▸ **OBJECTIVE**
Using the records that follow, copy every line containing the word "this".

....

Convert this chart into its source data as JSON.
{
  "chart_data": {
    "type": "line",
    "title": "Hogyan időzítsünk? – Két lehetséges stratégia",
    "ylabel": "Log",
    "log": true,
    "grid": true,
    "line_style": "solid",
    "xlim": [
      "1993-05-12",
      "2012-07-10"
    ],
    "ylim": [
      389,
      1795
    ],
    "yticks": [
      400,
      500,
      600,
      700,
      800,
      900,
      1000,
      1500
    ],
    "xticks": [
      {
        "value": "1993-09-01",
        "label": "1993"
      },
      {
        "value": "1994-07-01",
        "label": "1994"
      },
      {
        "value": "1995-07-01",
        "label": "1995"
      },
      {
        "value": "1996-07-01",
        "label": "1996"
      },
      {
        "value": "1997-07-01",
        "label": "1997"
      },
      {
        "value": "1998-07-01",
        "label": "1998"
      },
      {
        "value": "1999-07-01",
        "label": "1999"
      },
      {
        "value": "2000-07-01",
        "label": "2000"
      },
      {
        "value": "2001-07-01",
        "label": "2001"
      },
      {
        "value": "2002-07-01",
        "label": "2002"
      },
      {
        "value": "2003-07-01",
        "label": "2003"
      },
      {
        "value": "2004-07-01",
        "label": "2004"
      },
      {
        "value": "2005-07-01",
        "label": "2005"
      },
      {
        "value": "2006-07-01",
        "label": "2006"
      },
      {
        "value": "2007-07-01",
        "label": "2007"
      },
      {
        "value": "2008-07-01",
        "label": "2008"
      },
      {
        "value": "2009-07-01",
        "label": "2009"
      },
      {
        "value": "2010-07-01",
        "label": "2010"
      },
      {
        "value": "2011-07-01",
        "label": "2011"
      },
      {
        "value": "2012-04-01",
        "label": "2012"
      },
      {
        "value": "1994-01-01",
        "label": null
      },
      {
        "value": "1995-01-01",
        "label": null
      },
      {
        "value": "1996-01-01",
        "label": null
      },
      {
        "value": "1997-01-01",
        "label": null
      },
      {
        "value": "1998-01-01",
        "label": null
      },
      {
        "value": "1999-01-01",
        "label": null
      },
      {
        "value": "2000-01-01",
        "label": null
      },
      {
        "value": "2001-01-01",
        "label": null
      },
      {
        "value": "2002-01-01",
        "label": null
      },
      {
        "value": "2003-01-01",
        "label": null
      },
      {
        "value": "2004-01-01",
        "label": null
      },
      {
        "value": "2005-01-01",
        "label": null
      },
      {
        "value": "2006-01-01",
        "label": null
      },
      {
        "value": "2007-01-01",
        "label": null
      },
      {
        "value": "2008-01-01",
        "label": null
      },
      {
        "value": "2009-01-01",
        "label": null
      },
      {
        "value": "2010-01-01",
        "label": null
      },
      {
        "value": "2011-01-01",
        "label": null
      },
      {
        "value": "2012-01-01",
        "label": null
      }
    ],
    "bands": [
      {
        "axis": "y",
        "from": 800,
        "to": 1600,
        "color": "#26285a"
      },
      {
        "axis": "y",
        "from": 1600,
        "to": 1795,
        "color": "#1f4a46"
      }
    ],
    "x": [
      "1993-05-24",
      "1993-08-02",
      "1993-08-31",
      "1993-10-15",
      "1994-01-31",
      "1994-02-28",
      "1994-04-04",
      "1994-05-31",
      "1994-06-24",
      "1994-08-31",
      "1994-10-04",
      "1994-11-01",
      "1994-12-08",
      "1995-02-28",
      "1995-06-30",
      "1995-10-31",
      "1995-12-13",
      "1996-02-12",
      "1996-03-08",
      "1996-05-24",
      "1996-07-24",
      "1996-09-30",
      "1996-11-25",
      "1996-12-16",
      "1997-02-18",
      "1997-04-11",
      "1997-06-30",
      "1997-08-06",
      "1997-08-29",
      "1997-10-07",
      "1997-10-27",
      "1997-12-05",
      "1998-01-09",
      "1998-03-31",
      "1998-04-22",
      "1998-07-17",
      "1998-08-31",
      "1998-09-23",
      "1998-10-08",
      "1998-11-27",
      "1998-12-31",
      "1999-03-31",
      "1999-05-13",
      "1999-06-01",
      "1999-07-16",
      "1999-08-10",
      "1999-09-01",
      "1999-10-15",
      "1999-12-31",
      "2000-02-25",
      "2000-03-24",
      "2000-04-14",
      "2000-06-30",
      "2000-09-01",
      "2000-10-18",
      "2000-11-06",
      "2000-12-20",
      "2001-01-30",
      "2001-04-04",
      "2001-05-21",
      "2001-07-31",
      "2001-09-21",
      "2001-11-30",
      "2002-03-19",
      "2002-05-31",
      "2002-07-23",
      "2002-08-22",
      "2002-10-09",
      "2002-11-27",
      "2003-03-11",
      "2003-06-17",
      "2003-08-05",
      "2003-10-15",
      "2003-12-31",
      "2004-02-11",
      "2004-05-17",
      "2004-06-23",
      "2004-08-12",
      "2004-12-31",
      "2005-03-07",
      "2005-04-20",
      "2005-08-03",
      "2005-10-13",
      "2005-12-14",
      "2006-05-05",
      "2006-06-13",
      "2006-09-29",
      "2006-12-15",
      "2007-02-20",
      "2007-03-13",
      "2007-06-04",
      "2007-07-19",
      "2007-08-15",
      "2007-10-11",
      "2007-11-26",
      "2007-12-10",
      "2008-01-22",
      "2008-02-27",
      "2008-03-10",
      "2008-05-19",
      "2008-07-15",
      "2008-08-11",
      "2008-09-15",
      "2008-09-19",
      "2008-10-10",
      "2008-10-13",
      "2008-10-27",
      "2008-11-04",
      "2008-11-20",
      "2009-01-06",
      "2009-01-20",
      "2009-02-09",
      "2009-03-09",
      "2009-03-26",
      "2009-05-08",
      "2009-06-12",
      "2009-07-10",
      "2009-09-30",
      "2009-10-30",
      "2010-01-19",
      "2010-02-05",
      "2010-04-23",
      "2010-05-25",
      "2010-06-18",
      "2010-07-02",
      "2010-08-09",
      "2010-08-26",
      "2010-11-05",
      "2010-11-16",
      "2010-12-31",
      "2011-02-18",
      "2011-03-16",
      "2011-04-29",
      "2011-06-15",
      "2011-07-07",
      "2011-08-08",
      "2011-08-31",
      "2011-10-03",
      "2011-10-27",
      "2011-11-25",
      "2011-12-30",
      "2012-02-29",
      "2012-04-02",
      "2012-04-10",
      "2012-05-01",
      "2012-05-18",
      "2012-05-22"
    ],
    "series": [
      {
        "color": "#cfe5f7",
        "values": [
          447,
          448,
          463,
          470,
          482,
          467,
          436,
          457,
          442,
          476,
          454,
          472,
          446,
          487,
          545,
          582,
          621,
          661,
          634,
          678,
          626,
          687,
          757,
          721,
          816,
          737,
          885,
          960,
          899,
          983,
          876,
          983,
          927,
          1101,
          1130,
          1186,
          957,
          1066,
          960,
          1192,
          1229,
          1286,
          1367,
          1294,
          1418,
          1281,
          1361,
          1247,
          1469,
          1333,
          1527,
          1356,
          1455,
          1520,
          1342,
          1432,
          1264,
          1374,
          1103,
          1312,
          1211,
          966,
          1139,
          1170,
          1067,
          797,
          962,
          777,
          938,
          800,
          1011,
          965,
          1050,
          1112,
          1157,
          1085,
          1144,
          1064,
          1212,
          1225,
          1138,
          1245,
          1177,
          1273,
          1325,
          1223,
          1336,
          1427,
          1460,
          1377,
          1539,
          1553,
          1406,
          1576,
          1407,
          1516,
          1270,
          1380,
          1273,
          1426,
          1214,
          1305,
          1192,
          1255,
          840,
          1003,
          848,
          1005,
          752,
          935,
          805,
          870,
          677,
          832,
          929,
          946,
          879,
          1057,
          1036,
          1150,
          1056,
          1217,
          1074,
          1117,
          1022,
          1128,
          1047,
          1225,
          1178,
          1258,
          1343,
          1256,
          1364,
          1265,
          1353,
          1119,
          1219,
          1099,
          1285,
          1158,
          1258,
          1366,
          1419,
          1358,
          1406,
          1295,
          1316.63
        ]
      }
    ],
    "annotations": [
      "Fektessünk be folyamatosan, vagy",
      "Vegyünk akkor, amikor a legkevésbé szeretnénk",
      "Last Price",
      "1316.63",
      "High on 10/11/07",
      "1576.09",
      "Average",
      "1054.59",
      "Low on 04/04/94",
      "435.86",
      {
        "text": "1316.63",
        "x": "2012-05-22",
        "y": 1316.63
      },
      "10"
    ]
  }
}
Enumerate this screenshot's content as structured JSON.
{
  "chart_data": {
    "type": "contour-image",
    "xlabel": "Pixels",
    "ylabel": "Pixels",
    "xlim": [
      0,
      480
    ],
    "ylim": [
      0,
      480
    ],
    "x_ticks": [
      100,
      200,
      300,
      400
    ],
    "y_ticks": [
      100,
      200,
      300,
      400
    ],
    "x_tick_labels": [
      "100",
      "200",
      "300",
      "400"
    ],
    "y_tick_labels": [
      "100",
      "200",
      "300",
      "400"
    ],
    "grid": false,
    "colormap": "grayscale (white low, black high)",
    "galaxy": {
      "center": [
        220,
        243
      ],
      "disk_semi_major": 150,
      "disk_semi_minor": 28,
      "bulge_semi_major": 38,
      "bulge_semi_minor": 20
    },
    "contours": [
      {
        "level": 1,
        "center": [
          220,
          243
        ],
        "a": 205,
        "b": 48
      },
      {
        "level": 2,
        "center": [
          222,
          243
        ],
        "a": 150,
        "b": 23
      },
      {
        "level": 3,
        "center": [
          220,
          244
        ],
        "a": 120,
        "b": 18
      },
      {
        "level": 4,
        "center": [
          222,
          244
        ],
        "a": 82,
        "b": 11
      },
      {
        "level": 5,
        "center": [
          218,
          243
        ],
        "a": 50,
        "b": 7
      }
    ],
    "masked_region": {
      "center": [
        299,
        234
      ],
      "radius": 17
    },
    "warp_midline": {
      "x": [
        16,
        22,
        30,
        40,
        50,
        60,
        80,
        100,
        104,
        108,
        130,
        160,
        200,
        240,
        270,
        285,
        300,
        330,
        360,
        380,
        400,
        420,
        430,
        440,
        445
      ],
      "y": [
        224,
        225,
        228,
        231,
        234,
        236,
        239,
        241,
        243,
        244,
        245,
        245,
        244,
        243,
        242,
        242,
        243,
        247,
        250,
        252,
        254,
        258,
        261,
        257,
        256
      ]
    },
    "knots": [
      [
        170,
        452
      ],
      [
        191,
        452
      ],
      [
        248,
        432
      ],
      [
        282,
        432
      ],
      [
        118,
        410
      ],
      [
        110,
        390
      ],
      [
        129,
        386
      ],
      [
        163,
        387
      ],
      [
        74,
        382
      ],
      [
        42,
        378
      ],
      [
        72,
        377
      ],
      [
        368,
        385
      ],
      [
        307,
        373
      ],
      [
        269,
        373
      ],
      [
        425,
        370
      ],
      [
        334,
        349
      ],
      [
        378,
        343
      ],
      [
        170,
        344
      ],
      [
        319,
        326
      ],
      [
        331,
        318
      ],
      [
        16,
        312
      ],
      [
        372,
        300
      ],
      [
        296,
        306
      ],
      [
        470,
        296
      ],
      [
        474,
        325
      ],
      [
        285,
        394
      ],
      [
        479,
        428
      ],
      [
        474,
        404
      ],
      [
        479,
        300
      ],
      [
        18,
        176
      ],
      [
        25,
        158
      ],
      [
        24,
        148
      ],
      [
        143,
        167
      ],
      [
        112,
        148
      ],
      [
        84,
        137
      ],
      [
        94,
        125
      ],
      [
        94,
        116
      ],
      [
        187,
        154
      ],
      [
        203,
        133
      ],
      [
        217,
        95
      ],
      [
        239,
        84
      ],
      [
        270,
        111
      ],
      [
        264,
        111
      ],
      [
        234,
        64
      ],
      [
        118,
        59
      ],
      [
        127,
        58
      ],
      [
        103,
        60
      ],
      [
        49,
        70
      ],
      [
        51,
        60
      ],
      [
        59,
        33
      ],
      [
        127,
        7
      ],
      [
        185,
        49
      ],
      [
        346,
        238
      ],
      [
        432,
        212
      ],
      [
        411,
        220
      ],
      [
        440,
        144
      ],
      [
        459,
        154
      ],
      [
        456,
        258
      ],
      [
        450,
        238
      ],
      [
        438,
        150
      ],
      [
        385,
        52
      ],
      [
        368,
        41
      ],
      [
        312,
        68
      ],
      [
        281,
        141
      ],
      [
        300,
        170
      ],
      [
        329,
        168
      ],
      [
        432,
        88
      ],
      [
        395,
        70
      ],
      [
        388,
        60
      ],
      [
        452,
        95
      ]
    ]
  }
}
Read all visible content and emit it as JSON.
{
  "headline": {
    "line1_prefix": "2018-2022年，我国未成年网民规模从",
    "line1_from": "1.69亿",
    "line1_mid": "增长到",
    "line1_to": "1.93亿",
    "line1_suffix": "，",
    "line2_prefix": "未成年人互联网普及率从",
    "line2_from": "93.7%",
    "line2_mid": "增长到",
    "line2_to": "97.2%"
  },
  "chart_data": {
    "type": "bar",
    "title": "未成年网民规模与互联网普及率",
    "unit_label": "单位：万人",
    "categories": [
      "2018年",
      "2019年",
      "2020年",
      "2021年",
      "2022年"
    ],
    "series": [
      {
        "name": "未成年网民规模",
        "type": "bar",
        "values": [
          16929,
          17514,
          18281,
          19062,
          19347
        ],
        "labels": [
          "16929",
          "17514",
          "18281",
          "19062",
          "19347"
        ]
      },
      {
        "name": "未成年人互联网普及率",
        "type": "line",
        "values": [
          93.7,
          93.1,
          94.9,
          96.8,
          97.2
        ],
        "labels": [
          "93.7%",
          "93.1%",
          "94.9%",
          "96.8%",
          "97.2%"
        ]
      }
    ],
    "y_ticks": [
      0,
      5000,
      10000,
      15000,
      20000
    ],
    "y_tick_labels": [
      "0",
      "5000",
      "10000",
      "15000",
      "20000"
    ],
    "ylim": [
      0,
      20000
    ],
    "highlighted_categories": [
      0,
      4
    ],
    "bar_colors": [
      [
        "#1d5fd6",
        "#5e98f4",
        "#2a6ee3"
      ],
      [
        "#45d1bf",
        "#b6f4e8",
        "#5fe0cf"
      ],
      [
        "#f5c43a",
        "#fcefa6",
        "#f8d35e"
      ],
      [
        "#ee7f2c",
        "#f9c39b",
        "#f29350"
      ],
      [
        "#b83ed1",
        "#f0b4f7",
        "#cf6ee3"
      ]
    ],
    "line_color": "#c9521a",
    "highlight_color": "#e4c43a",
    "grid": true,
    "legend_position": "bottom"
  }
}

....

▸ **OUTPUT OF THE TASK**
Convert this chart into its source data as JSON.
Enumerate this screenshot's content as structured JSON.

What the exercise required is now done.